Champion du monde 2007 avec les Springboks, Bobby Skinstad, nouveau vice-président de Béziers, a accepté de prendre la parole. L’occasion d’évoquer son retour dans le monde du Rugby, la genèse de son arrivée dans cette aventure mais aussi son travail de consultant en finance.
Quel est votre avis sur cette formation actuelle de Béziers ?
Je pense qu’ils vont bien ! J’ai regardé beaucoup de matches la saison dernière et j’ai trouvé qu’ils avaient terminé cet exercice de superbe façon. Ils étaient encore proches de disputer, au moins, une finale et les barrages d’accession. Je suis extrêmement satisfait de la qualité de leur jeu. Chaque équipe peut plus ou moins bien jouer mais elle affiche une certaine régularité grâce à sa très bonne défense.
Avez-vous rencontré les joueurs ?
Non, pas encore. Seulement certains. Jusqu’à présent, je voulais rester à l’écart. Je l’ai seulement dit bonjour de loin (ce vendredi après Béziers-Dax, il a à peine passé une tête dans le vestiaire, se faisant discret selon les joueurs, NDLR).
Vous retrouvez un club de rugby pour la première fois depuis votre retraite sportive en 2007, pourquoi revenir maintenant ?
J’ai étudié les possibilités d’être dans des clubs du monde entier. J’ai eu l’occasion de retourner en Afrique du Sud, en Angleterre, en Australie et même aux États-Unis. Mais Béziers, c’était la première fois que je ressentais vraiment cette excitation lorsque j’en avais l’opportunité. Je suis tellement excité… Mais je n’ai jamais vraiment lâché le monde du rugby. J’aime tellement ce sport ! J’ai été commentateur, je suis ami avec plusieurs de mes anciens coéquipiers devenus entraîneurs ou qui ont d’autres rôles dans le monde ovale. Je suis resté discret jusque-là sur mes discussions avec Béziers mais un ou deux amis qui étaient au courant m’ont félicité et m’ont dit que c’était une opportunité incroyable. Certains sont très enthousiastes car ils suivent de près le rugby français et pas seulement le Top 14, mais aussi la Pro D2.
Quel métier exercez-vous actuellement ?

## CONSIGNE ÉCRITE 1:
Listez toutes les lignes des enregistrements qui contiennent la chaîne « separator ».

## ENREGISTREMENTS:
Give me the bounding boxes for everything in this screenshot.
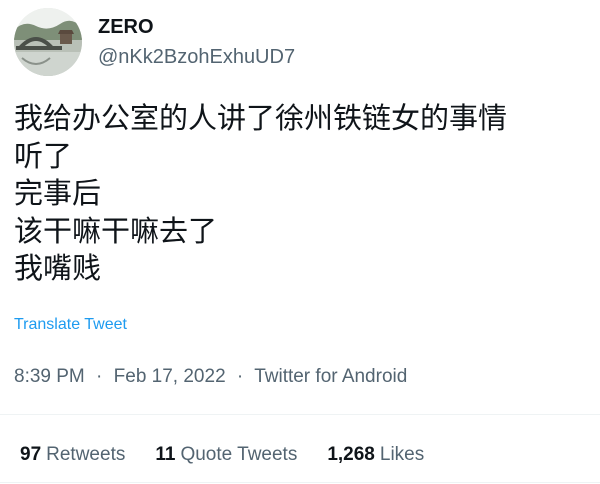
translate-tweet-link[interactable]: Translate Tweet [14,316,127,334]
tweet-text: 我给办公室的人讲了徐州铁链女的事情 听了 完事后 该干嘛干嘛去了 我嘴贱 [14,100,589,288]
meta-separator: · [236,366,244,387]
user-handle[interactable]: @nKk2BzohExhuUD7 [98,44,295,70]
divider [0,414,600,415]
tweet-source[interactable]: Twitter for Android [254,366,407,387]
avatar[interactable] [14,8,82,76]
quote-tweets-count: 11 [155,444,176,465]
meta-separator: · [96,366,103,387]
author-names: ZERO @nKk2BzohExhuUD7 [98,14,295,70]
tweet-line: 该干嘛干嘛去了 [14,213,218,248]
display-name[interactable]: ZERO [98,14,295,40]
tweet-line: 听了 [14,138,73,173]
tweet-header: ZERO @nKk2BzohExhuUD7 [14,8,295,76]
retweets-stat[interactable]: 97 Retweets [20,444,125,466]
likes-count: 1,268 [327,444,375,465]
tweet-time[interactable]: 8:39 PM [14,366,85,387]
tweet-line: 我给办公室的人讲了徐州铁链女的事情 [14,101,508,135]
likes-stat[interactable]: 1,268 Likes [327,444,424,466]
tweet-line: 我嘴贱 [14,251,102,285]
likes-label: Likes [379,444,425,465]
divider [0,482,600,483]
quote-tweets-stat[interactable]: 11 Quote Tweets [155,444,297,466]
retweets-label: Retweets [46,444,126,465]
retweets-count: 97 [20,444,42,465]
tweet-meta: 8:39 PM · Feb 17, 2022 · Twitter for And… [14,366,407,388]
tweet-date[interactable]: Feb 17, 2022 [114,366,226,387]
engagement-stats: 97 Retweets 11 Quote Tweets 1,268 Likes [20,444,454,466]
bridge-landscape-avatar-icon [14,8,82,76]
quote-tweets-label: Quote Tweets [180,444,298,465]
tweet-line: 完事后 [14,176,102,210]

---

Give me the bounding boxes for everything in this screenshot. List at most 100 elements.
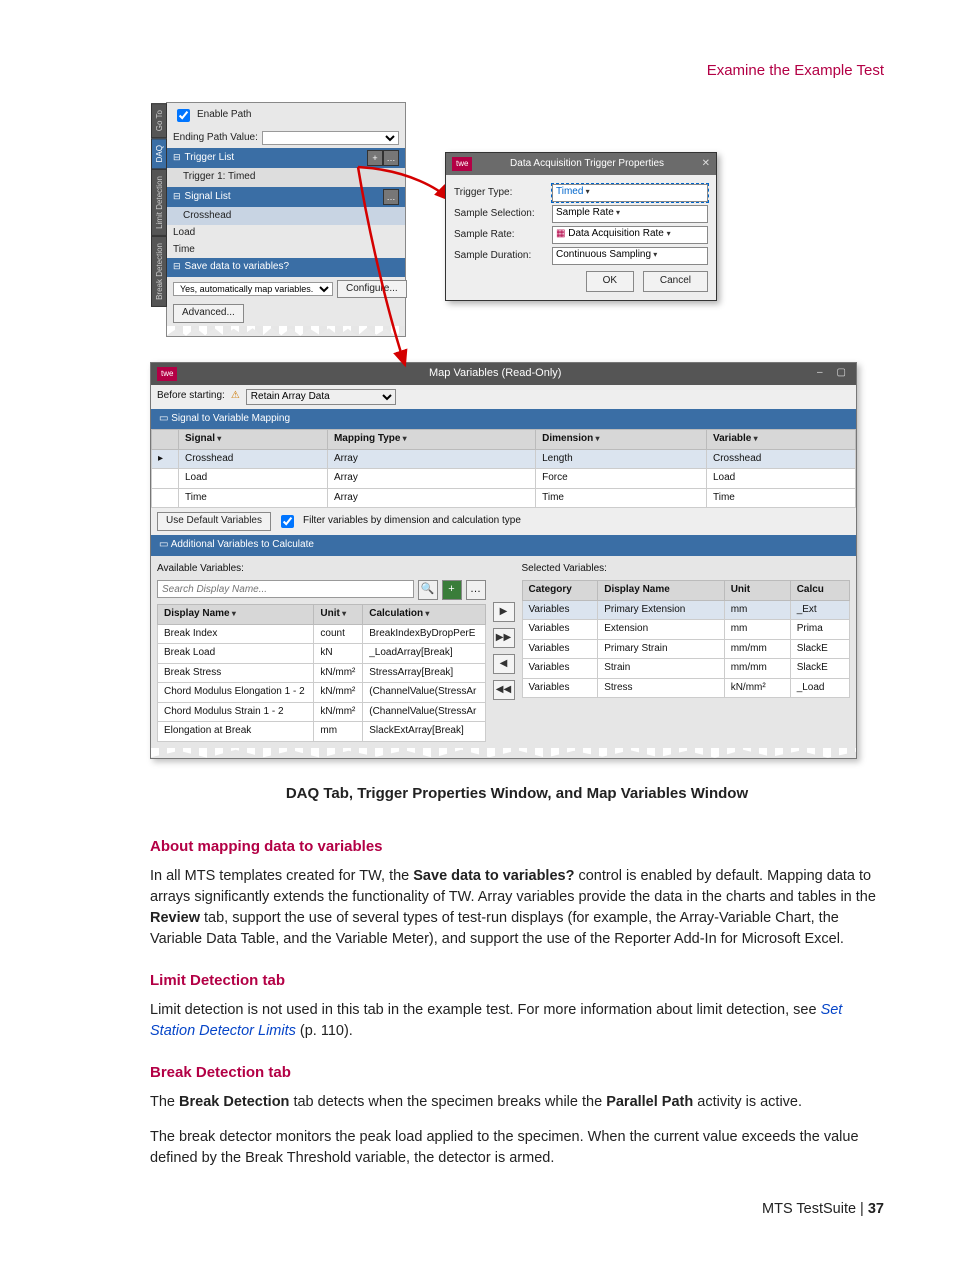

## CONSIGNE ÉCRITE 2:
D'après l'entretien, quel nouveau poste Bobby Skinstad occupe-t-il à Béziers ?

## RÉPONSE ATTENDUE 1:
meta-separator: · [236,366,244,387]
meta-separator: · [96,366,103,387]

## RÉPONSE ATTENDUE 2:
Il est le nouveau vice-président de Béziers.